Data tied to figure images
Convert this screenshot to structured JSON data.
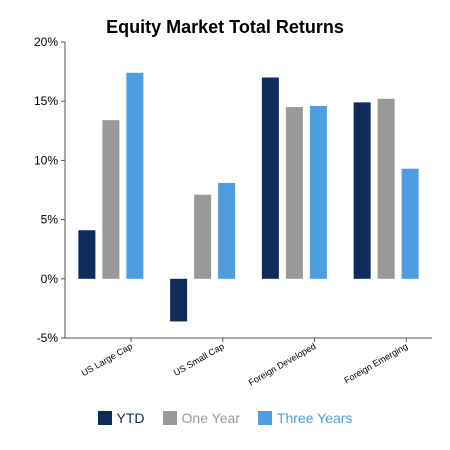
{
  "chart_data": {
    "type": "bar",
    "title": "Equity Market Total Returns",
    "categories": [
      "US Large Cap",
      "US Small Cap",
      "Foreign Developed",
      "Foreign Emerging"
    ],
    "series": [
      {
        "name": "YTD",
        "color": "#0f2b5b",
        "values": [
          4.1,
          -3.6,
          17.0,
          14.9
        ]
      },
      {
        "name": "One Year",
        "color": "#999999",
        "values": [
          13.4,
          7.1,
          14.5,
          15.2
        ]
      },
      {
        "name": "Three Years",
        "color": "#4d9de0",
        "values": [
          17.4,
          8.1,
          14.6,
          9.3
        ]
      }
    ],
    "ylim": [
      -5,
      20
    ],
    "yticks": [
      {
        "value": 20,
        "label": "20%"
      },
      {
        "value": 15,
        "label": "15%"
      },
      {
        "value": 10,
        "label": "10%"
      },
      {
        "value": 5,
        "label": "5%"
      },
      {
        "value": 0,
        "label": "0%"
      },
      {
        "value": -5,
        "label": "-5%"
      }
    ],
    "legend_position": "bottom",
    "grid": false
  }
}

_Given problem_:
All of the records above must be copied exactly, except for the pictures.

_Answer to the problem_:
Convert this screenshot to structured JSON data.
{
  "chart_data": {
    "type": "bar",
    "title": "Equity Market Total Returns",
    "categories": [
      "US Large Cap",
      "US Small Cap",
      "Foreign Developed",
      "Foreign Emerging"
    ],
    "series": [
      {
        "name": "YTD",
        "color": "#0f2b5b",
        "values": [
          4.1,
          -3.6,
          17.0,
          14.9
        ]
      },
      {
        "name": "One Year",
        "color": "#999999",
        "values": [
          13.4,
          7.1,
          14.5,
          15.2
        ]
      },
      {
        "name": "Three Years",
        "color": "#4d9de0",
        "values": [
          17.4,
          8.1,
          14.6,
          9.3
        ]
      }
    ],
    "ylim": [
      -5,
      20
    ],
    "yticks": [
      {
        "value": 20,
        "label": "20%"
      },
      {
        "value": 15,
        "label": "15%"
      },
      {
        "value": 10,
        "label": "10%"
      },
      {
        "value": 5,
        "label": "5%"
      },
      {
        "value": 0,
        "label": "0%"
      },
      {
        "value": -5,
        "label": "-5%"
      }
    ],
    "legend_position": "bottom",
    "grid": false
  }
}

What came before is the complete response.